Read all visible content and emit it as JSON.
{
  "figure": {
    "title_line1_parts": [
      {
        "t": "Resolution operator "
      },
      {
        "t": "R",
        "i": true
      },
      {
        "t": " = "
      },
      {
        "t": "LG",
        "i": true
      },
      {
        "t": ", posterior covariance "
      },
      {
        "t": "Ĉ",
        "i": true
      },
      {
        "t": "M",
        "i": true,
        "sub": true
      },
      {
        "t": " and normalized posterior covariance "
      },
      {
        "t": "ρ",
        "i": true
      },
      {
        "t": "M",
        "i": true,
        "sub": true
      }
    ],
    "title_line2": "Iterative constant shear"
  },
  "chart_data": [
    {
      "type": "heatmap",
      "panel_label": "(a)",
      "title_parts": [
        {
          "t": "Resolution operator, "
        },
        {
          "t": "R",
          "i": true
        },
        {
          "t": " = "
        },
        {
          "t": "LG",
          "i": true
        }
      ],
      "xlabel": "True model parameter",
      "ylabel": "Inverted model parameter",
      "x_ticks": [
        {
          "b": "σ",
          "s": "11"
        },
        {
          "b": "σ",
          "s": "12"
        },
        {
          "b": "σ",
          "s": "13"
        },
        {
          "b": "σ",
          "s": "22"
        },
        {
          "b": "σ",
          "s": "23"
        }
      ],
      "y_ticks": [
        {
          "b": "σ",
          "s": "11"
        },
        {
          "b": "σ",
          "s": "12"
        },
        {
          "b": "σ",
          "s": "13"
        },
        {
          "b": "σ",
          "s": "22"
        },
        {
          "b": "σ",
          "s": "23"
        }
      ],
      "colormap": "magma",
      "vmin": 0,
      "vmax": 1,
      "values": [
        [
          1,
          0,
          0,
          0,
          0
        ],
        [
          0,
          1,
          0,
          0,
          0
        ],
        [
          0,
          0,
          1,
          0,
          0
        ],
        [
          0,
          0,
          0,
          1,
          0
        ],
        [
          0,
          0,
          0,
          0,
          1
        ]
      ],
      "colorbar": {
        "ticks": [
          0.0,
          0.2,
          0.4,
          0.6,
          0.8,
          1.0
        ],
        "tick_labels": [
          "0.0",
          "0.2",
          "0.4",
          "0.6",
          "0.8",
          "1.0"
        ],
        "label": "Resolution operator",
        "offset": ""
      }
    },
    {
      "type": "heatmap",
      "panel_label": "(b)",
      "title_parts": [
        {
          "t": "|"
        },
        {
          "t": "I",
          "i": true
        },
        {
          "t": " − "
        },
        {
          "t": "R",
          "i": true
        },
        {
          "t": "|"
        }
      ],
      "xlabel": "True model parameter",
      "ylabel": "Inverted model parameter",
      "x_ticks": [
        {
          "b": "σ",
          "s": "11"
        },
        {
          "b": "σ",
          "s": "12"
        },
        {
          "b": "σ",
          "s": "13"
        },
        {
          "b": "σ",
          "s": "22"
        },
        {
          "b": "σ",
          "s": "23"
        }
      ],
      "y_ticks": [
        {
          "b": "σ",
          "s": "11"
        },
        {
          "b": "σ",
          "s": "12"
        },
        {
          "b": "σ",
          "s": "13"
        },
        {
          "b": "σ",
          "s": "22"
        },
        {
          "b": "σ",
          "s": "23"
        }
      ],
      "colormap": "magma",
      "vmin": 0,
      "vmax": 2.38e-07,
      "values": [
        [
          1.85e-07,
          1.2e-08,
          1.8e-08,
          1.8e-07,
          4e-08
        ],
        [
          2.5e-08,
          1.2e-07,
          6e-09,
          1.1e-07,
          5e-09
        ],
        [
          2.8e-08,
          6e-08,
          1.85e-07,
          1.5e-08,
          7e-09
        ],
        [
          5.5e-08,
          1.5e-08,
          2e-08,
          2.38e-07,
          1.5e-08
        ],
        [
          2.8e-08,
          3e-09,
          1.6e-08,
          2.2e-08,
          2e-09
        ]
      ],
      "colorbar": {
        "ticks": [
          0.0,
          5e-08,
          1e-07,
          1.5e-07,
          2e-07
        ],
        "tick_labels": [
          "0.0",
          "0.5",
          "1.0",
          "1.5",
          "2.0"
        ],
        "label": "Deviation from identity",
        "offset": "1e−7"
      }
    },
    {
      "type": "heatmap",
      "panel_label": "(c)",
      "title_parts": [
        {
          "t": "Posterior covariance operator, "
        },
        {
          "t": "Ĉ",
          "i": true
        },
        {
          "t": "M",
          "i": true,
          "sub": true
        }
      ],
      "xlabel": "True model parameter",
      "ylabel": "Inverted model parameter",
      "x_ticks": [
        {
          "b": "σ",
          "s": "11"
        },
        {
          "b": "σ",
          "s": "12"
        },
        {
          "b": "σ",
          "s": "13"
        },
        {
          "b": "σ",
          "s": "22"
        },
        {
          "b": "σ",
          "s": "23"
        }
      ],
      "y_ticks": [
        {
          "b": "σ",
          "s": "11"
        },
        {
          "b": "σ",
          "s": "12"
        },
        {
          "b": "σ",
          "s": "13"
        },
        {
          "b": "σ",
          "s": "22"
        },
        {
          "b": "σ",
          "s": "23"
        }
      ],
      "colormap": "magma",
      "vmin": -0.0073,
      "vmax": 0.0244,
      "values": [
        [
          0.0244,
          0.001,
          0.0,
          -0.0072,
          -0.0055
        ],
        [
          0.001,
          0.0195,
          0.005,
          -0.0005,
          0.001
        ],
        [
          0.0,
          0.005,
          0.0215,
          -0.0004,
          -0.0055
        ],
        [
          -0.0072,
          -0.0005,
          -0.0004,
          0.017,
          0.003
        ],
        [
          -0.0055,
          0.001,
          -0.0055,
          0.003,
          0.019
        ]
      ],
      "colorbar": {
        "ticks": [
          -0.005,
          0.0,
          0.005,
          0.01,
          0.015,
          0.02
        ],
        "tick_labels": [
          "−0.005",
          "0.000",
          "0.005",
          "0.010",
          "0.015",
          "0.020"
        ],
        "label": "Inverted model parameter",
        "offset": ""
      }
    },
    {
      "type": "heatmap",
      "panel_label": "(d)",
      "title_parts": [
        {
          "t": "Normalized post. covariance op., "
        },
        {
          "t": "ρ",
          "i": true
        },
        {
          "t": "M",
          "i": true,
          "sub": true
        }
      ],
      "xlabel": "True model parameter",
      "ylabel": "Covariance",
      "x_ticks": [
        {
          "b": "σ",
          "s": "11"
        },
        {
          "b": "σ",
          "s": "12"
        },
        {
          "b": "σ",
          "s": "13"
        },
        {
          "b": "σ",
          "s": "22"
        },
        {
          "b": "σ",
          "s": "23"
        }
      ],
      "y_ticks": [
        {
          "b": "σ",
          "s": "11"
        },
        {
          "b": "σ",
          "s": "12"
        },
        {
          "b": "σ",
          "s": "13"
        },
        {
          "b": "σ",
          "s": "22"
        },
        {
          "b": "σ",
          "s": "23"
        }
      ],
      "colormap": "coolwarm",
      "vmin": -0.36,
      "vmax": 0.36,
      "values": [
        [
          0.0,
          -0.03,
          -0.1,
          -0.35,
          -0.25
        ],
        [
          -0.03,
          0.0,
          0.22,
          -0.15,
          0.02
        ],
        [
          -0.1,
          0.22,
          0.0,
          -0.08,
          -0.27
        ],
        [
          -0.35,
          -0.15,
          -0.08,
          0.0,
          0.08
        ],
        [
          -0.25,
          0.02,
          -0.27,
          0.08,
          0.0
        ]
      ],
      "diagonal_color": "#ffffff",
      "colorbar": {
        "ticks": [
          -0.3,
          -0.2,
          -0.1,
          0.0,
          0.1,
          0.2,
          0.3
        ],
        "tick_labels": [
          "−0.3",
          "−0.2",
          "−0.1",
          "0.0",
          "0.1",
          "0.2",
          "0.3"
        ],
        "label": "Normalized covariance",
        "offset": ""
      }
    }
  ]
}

*-*-*

## AIM OF THE EXERCISE
Give the entries once more, exactly as they appear.

## WRITTEN RESPONSE
Read all visible content and emit it as JSON.
{
  "figure": {
    "title_line1_parts": [
      {
        "t": "Resolution operator "
      },
      {
        "t": "R",
        "i": true
      },
      {
        "t": " = "
      },
      {
        "t": "LG",
        "i": true
      },
      {
        "t": ", posterior covariance "
      },
      {
        "t": "Ĉ",
        "i": true
      },
      {
        "t": "M",
        "i": true,
        "sub": true
      },
      {
        "t": " and normalized posterior covariance "
      },
      {
        "t": "ρ",
        "i": true
      },
      {
        "t": "M",
        "i": true,
        "sub": true
      }
    ],
    "title_line2": "Iterative constant shear"
  },
  "chart_data": [
    {
      "type": "heatmap",
      "panel_label": "(a)",
      "title_parts": [
        {
          "t": "Resolution operator, "
        },
        {
          "t": "R",
          "i": true
        },
        {
          "t": " = "
        },
        {
          "t": "LG",
          "i": true
        }
      ],
      "xlabel": "True model parameter",
      "ylabel": "Inverted model parameter",
      "x_ticks": [
        {
          "b": "σ",
          "s": "11"
        },
        {
          "b": "σ",
          "s": "12"
        },
        {
          "b": "σ",
          "s": "13"
        },
        {
          "b": "σ",
          "s": "22"
        },
        {
          "b": "σ",
          "s": "23"
        }
      ],
      "y_ticks": [
        {
          "b": "σ",
          "s": "11"
        },
        {
          "b": "σ",
          "s": "12"
        },
        {
          "b": "σ",
          "s": "13"
        },
        {
          "b": "σ",
          "s": "22"
        },
        {
          "b": "σ",
          "s": "23"
        }
      ],
      "colormap": "magma",
      "vmin": 0,
      "vmax": 1,
      "values": [
        [
          1,
          0,
          0,
          0,
          0
        ],
        [
          0,
          1,
          0,
          0,
          0
        ],
        [
          0,
          0,
          1,
          0,
          0
        ],
        [
          0,
          0,
          0,
          1,
          0
        ],
        [
          0,
          0,
          0,
          0,
          1
        ]
      ],
      "colorbar": {
        "ticks": [
          0.0,
          0.2,
          0.4,
          0.6,
          0.8,
          1.0
        ],
        "tick_labels": [
          "0.0",
          "0.2",
          "0.4",
          "0.6",
          "0.8",
          "1.0"
        ],
        "label": "Resolution operator",
        "offset": ""
      }
    },
    {
      "type": "heatmap",
      "panel_label": "(b)",
      "title_parts": [
        {
          "t": "|"
        },
        {
          "t": "I",
          "i": true
        },
        {
          "t": " − "
        },
        {
          "t": "R",
          "i": true
        },
        {
          "t": "|"
        }
      ],
      "xlabel": "True model parameter",
      "ylabel": "Inverted model parameter",
      "x_ticks": [
        {
          "b": "σ",
          "s": "11"
        },
        {
          "b": "σ",
          "s": "12"
        },
        {
          "b": "σ",
          "s": "13"
        },
        {
          "b": "σ",
          "s": "22"
        },
        {
          "b": "σ",
          "s": "23"
        }
      ],
      "y_ticks": [
        {
          "b": "σ",
          "s": "11"
        },
        {
          "b": "σ",
          "s": "12"
        },
        {
          "b": "σ",
          "s": "13"
        },
        {
          "b": "σ",
          "s": "22"
        },
        {
          "b": "σ",
          "s": "23"
        }
      ],
      "colormap": "magma",
      "vmin": 0,
      "vmax": 2.38e-07,
      "values": [
        [
          1.85e-07,
          1.2e-08,
          1.8e-08,
          1.8e-07,
          4e-08
        ],
        [
          2.5e-08,
          1.2e-07,
          6e-09,
          1.1e-07,
          5e-09
        ],
        [
          2.8e-08,
          6e-08,
          1.85e-07,
          1.5e-08,
          7e-09
        ],
        [
          5.5e-08,
          1.5e-08,
          2e-08,
          2.38e-07,
          1.5e-08
        ],
        [
          2.8e-08,
          3e-09,
          1.6e-08,
          2.2e-08,
          2e-09
        ]
      ],
      "colorbar": {
        "ticks": [
          0.0,
          5e-08,
          1e-07,
          1.5e-07,
          2e-07
        ],
        "tick_labels": [
          "0.0",
          "0.5",
          "1.0",
          "1.5",
          "2.0"
        ],
        "label": "Deviation from identity",
        "offset": "1e−7"
      }
    },
    {
      "type": "heatmap",
      "panel_label": "(c)",
      "title_parts": [
        {
          "t": "Posterior covariance operator, "
        },
        {
          "t": "Ĉ",
          "i": true
        },
        {
          "t": "M",
          "i": true,
          "sub": true
        }
      ],
      "xlabel": "True model parameter",
      "ylabel": "Inverted model parameter",
      "x_ticks": [
        {
          "b": "σ",
          "s": "11"
        },
        {
          "b": "σ",
          "s": "12"
        },
        {
          "b": "σ",
          "s": "13"
        },
        {
          "b": "σ",
          "s": "22"
        },
        {
          "b": "σ",
          "s": "23"
        }
      ],
      "y_ticks": [
        {
          "b": "σ",
          "s": "11"
        },
        {
          "b": "σ",
          "s": "12"
        },
        {
          "b": "σ",
          "s": "13"
        },
        {
          "b": "σ",
          "s": "22"
        },
        {
          "b": "σ",
          "s": "23"
        }
      ],
      "colormap": "magma",
      "vmin": -0.0073,
      "vmax": 0.0244,
      "values": [
        [
          0.0244,
          0.001,
          0.0,
          -0.0072,
          -0.0055
        ],
        [
          0.001,
          0.0195,
          0.005,
          -0.0005,
          0.001
        ],
        [
          0.0,
          0.005,
          0.0215,
          -0.0004,
          -0.0055
        ],
        [
          -0.0072,
          -0.0005,
          -0.0004,
          0.017,
          0.003
        ],
        [
          -0.0055,
          0.001,
          -0.0055,
          0.003,
          0.019
        ]
      ],
      "colorbar": {
        "ticks": [
          -0.005,
          0.0,
          0.005,
          0.01,
          0.015,
          0.02
        ],
        "tick_labels": [
          "−0.005",
          "0.000",
          "0.005",
          "0.010",
          "0.015",
          "0.020"
        ],
        "label": "Inverted model parameter",
        "offset": ""
      }
    },
    {
      "type": "heatmap",
      "panel_label": "(d)",
      "title_parts": [
        {
          "t": "Normalized post. covariance op., "
        },
        {
          "t": "ρ",
          "i": true
        },
        {
          "t": "M",
          "i": true,
          "sub": true
        }
      ],
      "xlabel": "True model parameter",
      "ylabel": "Covariance",
      "x_ticks": [
        {
          "b": "σ",
          "s": "11"
        },
        {
          "b": "σ",
          "s": "12"
        },
        {
          "b": "σ",
          "s": "13"
        },
        {
          "b": "σ",
          "s": "22"
        },
        {
          "b": "σ",
          "s": "23"
        }
      ],
      "y_ticks": [
        {
          "b": "σ",
          "s": "11"
        },
        {
          "b": "σ",
          "s": "12"
        },
        {
          "b": "σ",
          "s": "13"
        },
        {
          "b": "σ",
          "s": "22"
        },
        {
          "b": "σ",
          "s": "23"
        }
      ],
      "colormap": "coolwarm",
      "vmin": -0.36,
      "vmax": 0.36,
      "values": [
        [
          0.0,
          -0.03,
          -0.1,
          -0.35,
          -0.25
        ],
        [
          -0.03,
          0.0,
          0.22,
          -0.15,
          0.02
        ],
        [
          -0.1,
          0.22,
          0.0,
          -0.08,
          -0.27
        ],
        [
          -0.35,
          -0.15,
          -0.08,
          0.0,
          0.08
        ],
        [
          -0.25,
          0.02,
          -0.27,
          0.08,
          0.0
        ]
      ],
      "diagonal_color": "#ffffff",
      "colorbar": {
        "ticks": [
          -0.3,
          -0.2,
          -0.1,
          0.0,
          0.1,
          0.2,
          0.3
        ],
        "tick_labels": [
          "−0.3",
          "−0.2",
          "−0.1",
          "0.0",
          "0.1",
          "0.2",
          "0.3"
        ],
        "label": "Normalized covariance",
        "offset": ""
      }
    }
  ]
}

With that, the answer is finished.